Dataset rows about figures:
START

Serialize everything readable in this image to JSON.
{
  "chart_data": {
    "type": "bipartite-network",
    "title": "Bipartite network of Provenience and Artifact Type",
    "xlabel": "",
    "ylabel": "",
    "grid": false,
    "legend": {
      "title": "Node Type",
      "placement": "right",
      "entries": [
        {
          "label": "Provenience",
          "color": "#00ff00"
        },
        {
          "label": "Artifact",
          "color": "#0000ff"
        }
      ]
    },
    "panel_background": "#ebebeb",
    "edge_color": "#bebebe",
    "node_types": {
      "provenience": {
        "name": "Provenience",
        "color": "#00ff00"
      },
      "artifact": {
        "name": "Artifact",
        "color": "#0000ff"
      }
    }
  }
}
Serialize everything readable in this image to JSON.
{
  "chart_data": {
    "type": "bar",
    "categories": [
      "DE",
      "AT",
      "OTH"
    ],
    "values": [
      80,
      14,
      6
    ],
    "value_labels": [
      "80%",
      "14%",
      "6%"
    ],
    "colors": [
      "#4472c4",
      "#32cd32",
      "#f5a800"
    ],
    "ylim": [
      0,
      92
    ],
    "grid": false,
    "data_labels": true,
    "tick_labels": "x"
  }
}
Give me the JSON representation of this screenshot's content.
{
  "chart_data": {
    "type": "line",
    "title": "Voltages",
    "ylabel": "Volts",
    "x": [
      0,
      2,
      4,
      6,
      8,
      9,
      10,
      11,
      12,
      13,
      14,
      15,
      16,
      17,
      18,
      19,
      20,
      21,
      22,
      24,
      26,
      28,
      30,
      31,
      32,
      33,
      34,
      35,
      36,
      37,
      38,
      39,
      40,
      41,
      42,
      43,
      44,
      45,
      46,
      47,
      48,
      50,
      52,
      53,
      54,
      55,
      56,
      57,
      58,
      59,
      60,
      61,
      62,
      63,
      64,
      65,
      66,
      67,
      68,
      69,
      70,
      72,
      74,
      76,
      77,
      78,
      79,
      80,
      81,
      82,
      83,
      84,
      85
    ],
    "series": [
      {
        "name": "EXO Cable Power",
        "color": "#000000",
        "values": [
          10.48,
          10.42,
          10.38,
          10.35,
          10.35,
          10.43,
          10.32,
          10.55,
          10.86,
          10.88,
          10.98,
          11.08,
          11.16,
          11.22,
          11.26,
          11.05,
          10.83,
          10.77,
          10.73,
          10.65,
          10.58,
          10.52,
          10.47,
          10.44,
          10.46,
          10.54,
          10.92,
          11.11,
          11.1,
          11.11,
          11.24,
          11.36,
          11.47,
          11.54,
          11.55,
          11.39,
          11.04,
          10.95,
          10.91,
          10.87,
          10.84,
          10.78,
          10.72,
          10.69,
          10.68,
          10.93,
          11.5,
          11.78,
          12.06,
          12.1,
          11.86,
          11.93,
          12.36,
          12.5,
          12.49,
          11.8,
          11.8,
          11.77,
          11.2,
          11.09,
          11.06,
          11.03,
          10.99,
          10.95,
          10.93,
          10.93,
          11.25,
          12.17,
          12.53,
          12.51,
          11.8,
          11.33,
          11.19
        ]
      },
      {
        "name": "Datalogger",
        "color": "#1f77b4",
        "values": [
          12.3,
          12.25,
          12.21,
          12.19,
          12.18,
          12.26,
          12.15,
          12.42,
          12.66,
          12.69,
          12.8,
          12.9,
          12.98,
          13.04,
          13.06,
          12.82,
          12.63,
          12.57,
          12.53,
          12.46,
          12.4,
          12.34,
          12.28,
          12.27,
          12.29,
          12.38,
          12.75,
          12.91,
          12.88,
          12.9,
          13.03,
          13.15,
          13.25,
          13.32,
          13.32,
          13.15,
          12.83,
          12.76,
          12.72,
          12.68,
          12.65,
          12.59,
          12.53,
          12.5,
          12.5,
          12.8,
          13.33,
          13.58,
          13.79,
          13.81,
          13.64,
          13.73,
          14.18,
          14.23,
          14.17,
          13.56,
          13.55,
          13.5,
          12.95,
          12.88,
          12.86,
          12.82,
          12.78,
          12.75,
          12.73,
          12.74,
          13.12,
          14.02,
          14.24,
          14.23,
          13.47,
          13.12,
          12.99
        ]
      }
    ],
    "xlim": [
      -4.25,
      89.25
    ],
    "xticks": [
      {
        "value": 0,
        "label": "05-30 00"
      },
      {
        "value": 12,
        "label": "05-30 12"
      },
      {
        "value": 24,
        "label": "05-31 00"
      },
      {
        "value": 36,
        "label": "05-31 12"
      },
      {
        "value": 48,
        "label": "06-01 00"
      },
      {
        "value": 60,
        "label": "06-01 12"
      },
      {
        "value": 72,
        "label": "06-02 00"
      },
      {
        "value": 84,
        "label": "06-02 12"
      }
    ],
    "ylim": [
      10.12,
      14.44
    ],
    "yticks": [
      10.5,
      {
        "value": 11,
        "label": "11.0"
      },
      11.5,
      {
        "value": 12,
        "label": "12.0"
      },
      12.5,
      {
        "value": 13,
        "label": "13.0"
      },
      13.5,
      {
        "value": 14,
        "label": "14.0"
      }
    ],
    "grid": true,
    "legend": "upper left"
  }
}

END

To be done:
Write out every entry exactly as given.

Task result:
Serialize everything readable in this image to JSON.
{
  "chart_data": {
    "type": "bipartite-network",
    "title": "Bipartite network of Provenience and Artifact Type",
    "xlabel": "",
    "ylabel": "",
    "grid": false,
    "legend": {
      "title": "Node Type",
      "placement": "right",
      "entries": [
        {
          "label": "Provenience",
          "color": "#00ff00"
        },
        {
          "label": "Artifact",
          "color": "#0000ff"
        }
      ]
    },
    "panel_background": "#ebebeb",
    "edge_color": "#bebebe",
    "node_types": {
      "provenience": {
        "name": "Provenience",
        "color": "#00ff00"
      },
      "artifact": {
        "name": "Artifact",
        "color": "#0000ff"
      }
    }
  }
}
Serialize everything readable in this image to JSON.
{
  "chart_data": {
    "type": "bar",
    "categories": [
      "DE",
      "AT",
      "OTH"
    ],
    "values": [
      80,
      14,
      6
    ],
    "value_labels": [
      "80%",
      "14%",
      "6%"
    ],
    "colors": [
      "#4472c4",
      "#32cd32",
      "#f5a800"
    ],
    "ylim": [
      0,
      92
    ],
    "grid": false,
    "data_labels": true,
    "tick_labels": "x"
  }
}
Give me the JSON representation of this screenshot's content.
{
  "chart_data": {
    "type": "line",
    "title": "Voltages",
    "ylabel": "Volts",
    "x": [
      0,
      2,
      4,
      6,
      8,
      9,
      10,
      11,
      12,
      13,
      14,
      15,
      16,
      17,
      18,
      19,
      20,
      21,
      22,
      24,
      26,
      28,
      30,
      31,
      32,
      33,
      34,
      35,
      36,
      37,
      38,
      39,
      40,
      41,
      42,
      43,
      44,
      45,
      46,
      47,
      48,
      50,
      52,
      53,
      54,
      55,
      56,
      57,
      58,
      59,
      60,
      61,
      62,
      63,
      64,
      65,
      66,
      67,
      68,
      69,
      70,
      72,
      74,
      76,
      77,
      78,
      79,
      80,
      81,
      82,
      83,
      84,
      85
    ],
    "series": [
      {
        "name": "EXO Cable Power",
        "color": "#000000",
        "values": [
          10.48,
          10.42,
          10.38,
          10.35,
          10.35,
          10.43,
          10.32,
          10.55,
          10.86,
          10.88,
          10.98,
          11.08,
          11.16,
          11.22,
          11.26,
          11.05,
          10.83,
          10.77,
          10.73,
          10.65,
          10.58,
          10.52,
          10.47,
          10.44,
          10.46,
          10.54,
          10.92,
          11.11,
          11.1,
          11.11,
          11.24,
          11.36,
          11.47,
          11.54,
          11.55,
          11.39,
          11.04,
          10.95,
          10.91,
          10.87,
          10.84,
          10.78,
          10.72,
          10.69,
          10.68,
          10.93,
          11.5,
          11.78,
          12.06,
          12.1,
          11.86,
          11.93,
          12.36,
          12.5,
          12.49,
          11.8,
          11.8,
          11.77,
          11.2,
          11.09,
          11.06,
          11.03,
          10.99,
          10.95,
          10.93,
          10.93,
          11.25,
          12.17,
          12.53,
          12.51,
          11.8,
          11.33,
          11.19
        ]
      },
      {
        "name": "Datalogger",
        "color": "#1f77b4",
        "values": [
          12.3,
          12.25,
          12.21,
          12.19,
          12.18,
          12.26,
          12.15,
          12.42,
          12.66,
          12.69,
          12.8,
          12.9,
          12.98,
          13.04,
          13.06,
          12.82,
          12.63,
          12.57,
          12.53,
          12.46,
          12.4,
          12.34,
          12.28,
          12.27,
          12.29,
          12.38,
          12.75,
          12.91,
          12.88,
          12.9,
          13.03,
          13.15,
          13.25,
          13.32,
          13.32,
          13.15,
          12.83,
          12.76,
          12.72,
          12.68,
          12.65,
          12.59,
          12.53,
          12.5,
          12.5,
          12.8,
          13.33,
          13.58,
          13.79,
          13.81,
          13.64,
          13.73,
          14.18,
          14.23,
          14.17,
          13.56,
          13.55,
          13.5,
          12.95,
          12.88,
          12.86,
          12.82,
          12.78,
          12.75,
          12.73,
          12.74,
          13.12,
          14.02,
          14.24,
          14.23,
          13.47,
          13.12,
          12.99
        ]
      }
    ],
    "xlim": [
      -4.25,
      89.25
    ],
    "xticks": [
      {
        "value": 0,
        "label": "05-30 00"
      },
      {
        "value": 12,
        "label": "05-30 12"
      },
      {
        "value": 24,
        "label": "05-31 00"
      },
      {
        "value": 36,
        "label": "05-31 12"
      },
      {
        "value": 48,
        "label": "06-01 00"
      },
      {
        "value": 60,
        "label": "06-01 12"
      },
      {
        "value": 72,
        "label": "06-02 00"
      },
      {
        "value": 84,
        "label": "06-02 12"
      }
    ],
    "ylim": [
      10.12,
      14.44
    ],
    "yticks": [
      10.5,
      {
        "value": 11,
        "label": "11.0"
      },
      11.5,
      {
        "value": 12,
        "label": "12.0"
      },
      12.5,
      {
        "value": 13,
        "label": "13.0"
      },
      13.5,
      {
        "value": 14,
        "label": "14.0"
      }
    ],
    "grid": true,
    "legend": "upper left"
  }
}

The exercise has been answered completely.